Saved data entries

/---

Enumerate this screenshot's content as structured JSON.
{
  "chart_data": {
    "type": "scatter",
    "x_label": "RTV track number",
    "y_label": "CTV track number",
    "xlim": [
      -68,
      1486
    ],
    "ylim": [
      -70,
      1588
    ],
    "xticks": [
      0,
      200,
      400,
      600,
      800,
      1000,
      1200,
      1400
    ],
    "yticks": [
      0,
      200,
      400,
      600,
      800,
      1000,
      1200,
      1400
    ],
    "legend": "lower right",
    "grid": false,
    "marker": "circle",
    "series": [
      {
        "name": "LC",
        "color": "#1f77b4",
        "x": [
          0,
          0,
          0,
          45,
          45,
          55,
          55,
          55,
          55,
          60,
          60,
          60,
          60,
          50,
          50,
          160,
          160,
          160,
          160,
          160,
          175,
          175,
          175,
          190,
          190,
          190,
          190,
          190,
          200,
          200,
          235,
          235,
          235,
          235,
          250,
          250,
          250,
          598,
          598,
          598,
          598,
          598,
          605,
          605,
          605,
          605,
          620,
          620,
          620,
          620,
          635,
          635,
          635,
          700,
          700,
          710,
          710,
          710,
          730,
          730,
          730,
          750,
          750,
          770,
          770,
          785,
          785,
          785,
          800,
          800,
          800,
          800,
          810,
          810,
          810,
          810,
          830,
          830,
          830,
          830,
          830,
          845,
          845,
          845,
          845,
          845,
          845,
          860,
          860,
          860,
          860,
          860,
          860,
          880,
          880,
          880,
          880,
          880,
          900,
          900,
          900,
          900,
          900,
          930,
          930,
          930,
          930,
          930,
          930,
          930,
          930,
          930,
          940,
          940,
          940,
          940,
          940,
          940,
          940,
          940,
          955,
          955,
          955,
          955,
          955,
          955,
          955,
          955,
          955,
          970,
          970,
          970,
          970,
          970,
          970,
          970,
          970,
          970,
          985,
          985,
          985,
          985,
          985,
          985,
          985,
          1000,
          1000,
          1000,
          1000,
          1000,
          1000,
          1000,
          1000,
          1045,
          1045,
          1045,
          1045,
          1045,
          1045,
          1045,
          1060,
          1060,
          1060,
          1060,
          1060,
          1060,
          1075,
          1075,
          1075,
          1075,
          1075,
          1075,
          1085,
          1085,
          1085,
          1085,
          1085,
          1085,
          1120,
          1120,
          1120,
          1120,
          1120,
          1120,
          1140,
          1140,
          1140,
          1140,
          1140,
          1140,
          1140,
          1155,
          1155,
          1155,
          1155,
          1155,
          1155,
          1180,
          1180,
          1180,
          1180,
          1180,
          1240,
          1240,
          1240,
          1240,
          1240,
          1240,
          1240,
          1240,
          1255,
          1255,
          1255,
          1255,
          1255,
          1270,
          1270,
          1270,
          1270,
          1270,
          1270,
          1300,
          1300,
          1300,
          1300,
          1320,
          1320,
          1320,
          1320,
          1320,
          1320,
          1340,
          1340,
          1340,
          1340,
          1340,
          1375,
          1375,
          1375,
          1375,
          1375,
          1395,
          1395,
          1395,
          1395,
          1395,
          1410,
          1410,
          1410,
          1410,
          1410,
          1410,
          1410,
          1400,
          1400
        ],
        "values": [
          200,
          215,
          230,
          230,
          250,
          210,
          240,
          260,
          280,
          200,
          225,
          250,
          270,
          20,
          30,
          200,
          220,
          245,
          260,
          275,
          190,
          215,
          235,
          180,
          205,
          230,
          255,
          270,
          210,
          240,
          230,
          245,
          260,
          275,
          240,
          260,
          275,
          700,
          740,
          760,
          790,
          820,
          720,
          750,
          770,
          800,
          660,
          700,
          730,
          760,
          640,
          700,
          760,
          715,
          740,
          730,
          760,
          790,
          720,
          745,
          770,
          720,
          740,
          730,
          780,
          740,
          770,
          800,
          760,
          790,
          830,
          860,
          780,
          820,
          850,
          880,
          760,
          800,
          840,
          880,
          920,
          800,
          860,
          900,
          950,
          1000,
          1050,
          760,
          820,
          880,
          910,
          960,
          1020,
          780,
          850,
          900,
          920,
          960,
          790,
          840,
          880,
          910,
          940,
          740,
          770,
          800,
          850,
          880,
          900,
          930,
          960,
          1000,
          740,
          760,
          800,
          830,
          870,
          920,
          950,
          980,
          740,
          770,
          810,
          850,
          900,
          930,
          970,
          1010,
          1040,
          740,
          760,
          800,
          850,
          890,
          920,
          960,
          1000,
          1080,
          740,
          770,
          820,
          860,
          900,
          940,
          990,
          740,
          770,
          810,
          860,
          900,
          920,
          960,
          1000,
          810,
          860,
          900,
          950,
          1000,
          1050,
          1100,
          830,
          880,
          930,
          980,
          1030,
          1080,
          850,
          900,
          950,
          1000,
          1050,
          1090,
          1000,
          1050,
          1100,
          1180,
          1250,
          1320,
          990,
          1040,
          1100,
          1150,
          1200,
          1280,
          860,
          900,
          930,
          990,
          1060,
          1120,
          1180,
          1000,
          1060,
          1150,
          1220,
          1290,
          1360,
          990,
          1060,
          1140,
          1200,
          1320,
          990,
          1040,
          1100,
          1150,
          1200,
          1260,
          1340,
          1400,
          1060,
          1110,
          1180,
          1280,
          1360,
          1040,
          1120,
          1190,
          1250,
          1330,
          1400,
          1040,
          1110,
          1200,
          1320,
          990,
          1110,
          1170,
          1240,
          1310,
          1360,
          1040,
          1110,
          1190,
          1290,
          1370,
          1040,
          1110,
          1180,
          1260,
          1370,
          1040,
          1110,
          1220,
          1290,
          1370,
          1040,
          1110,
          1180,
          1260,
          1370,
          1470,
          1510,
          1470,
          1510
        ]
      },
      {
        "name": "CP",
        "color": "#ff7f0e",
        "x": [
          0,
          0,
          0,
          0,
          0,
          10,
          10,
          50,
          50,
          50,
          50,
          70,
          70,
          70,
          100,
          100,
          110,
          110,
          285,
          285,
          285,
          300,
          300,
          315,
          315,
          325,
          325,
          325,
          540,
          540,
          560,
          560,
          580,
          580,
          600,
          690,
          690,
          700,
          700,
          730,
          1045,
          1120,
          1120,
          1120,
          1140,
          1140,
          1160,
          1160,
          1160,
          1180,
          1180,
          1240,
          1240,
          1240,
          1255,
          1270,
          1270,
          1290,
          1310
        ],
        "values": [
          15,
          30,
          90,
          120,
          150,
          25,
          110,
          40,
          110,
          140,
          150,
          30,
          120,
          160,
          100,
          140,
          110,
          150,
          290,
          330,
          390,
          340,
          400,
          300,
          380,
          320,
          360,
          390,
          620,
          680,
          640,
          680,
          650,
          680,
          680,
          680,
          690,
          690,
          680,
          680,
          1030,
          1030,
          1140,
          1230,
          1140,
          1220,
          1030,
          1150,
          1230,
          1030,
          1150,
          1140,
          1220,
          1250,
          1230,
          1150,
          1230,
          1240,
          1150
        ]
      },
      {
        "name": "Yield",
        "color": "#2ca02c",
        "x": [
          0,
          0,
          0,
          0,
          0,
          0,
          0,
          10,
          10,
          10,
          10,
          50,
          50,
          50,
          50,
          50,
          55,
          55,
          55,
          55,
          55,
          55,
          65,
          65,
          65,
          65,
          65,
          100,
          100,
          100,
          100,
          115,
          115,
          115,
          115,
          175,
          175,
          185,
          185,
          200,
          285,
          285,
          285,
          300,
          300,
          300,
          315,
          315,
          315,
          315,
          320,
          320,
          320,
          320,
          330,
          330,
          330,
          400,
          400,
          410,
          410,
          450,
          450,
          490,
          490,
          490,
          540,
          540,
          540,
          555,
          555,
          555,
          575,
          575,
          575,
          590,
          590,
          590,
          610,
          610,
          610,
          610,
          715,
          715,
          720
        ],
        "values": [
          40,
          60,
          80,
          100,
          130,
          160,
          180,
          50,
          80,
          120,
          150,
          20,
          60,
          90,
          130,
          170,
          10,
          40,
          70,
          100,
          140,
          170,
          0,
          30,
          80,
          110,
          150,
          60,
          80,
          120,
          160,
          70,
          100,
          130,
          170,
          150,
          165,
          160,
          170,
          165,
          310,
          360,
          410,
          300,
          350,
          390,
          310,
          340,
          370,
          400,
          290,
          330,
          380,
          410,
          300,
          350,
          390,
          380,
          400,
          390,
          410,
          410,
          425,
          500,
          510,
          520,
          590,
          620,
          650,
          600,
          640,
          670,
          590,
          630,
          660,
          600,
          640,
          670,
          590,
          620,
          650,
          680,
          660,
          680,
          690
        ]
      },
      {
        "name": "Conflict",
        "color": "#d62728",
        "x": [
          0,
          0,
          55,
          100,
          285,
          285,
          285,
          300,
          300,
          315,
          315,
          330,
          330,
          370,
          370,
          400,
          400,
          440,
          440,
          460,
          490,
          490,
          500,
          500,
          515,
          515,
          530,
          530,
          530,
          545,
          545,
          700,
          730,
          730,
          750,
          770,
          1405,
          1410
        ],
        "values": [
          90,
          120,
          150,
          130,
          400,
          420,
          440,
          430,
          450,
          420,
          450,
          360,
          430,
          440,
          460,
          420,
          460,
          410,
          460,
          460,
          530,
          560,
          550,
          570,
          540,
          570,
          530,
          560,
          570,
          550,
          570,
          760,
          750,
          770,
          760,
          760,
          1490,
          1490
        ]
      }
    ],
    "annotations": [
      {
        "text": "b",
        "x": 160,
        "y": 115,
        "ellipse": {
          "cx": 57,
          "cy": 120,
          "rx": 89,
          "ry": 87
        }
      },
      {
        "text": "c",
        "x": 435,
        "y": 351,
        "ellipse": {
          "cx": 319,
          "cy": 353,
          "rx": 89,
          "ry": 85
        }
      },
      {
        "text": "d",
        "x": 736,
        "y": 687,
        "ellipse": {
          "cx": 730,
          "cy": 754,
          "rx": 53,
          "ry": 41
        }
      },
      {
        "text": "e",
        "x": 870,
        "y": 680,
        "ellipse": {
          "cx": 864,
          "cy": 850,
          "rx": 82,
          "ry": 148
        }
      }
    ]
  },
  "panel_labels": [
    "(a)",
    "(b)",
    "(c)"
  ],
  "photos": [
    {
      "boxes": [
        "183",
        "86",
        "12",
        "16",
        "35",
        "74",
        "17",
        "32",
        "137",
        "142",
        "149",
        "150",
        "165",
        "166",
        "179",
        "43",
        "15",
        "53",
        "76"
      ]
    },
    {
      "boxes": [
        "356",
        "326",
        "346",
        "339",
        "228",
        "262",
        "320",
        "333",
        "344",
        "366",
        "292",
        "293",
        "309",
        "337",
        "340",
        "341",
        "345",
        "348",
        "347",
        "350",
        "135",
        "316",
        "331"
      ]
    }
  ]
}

\---

• **EXERCISE DIRECTIONS**
In the lines above, find each one with "name" and list it.

• **EXERCISE OUTPUT**
        "name": "LC",
        "name": "CP",
        "name": "Yield",
        "name": "Conflict",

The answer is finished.